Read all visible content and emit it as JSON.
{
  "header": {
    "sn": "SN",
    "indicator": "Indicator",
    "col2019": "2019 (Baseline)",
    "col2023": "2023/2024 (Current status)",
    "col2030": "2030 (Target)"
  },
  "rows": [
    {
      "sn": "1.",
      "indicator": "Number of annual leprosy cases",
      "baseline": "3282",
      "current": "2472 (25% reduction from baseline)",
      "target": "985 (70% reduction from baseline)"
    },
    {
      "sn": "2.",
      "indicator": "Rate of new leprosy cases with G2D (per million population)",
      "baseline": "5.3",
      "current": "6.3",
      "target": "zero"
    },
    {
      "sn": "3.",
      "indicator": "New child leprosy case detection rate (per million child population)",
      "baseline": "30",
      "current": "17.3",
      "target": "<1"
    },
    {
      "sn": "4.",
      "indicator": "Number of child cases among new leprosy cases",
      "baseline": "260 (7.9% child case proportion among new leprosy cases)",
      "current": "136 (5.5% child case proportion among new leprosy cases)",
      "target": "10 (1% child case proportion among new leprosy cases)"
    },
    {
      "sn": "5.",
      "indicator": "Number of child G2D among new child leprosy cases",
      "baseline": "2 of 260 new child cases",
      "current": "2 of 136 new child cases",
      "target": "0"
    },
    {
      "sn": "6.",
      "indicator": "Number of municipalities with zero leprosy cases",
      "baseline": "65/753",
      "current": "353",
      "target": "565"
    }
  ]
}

━━━

__What is asked__. Reproduce every line above without error.

__Task result__.
Read all visible content and emit it as JSON.
{
  "header": {
    "sn": "SN",
    "indicator": "Indicator",
    "col2019": "2019 (Baseline)",
    "col2023": "2023/2024 (Current status)",
    "col2030": "2030 (Target)"
  },
  "rows": [
    {
      "sn": "1.",
      "indicator": "Number of annual leprosy cases",
      "baseline": "3282",
      "current": "2472 (25% reduction from baseline)",
      "target": "985 (70% reduction from baseline)"
    },
    {
      "sn": "2.",
      "indicator": "Rate of new leprosy cases with G2D (per million population)",
      "baseline": "5.3",
      "current": "6.3",
      "target": "zero"
    },
    {
      "sn": "3.",
      "indicator": "New child leprosy case detection rate (per million child population)",
      "baseline": "30",
      "current": "17.3",
      "target": "<1"
    },
    {
      "sn": "4.",
      "indicator": "Number of child cases among new leprosy cases",
      "baseline": "260 (7.9% child case proportion among new leprosy cases)",
      "current": "136 (5.5% child case proportion among new leprosy cases)",
      "target": "10 (1% child case proportion among new leprosy cases)"
    },
    {
      "sn": "5.",
      "indicator": "Number of child G2D among new child leprosy cases",
      "baseline": "2 of 260 new child cases",
      "current": "2 of 136 new child cases",
      "target": "0"
    },
    {
      "sn": "6.",
      "indicator": "Number of municipalities with zero leprosy cases",
      "baseline": "65/753",
      "current": "353",
      "target": "565"
    }
  ]
}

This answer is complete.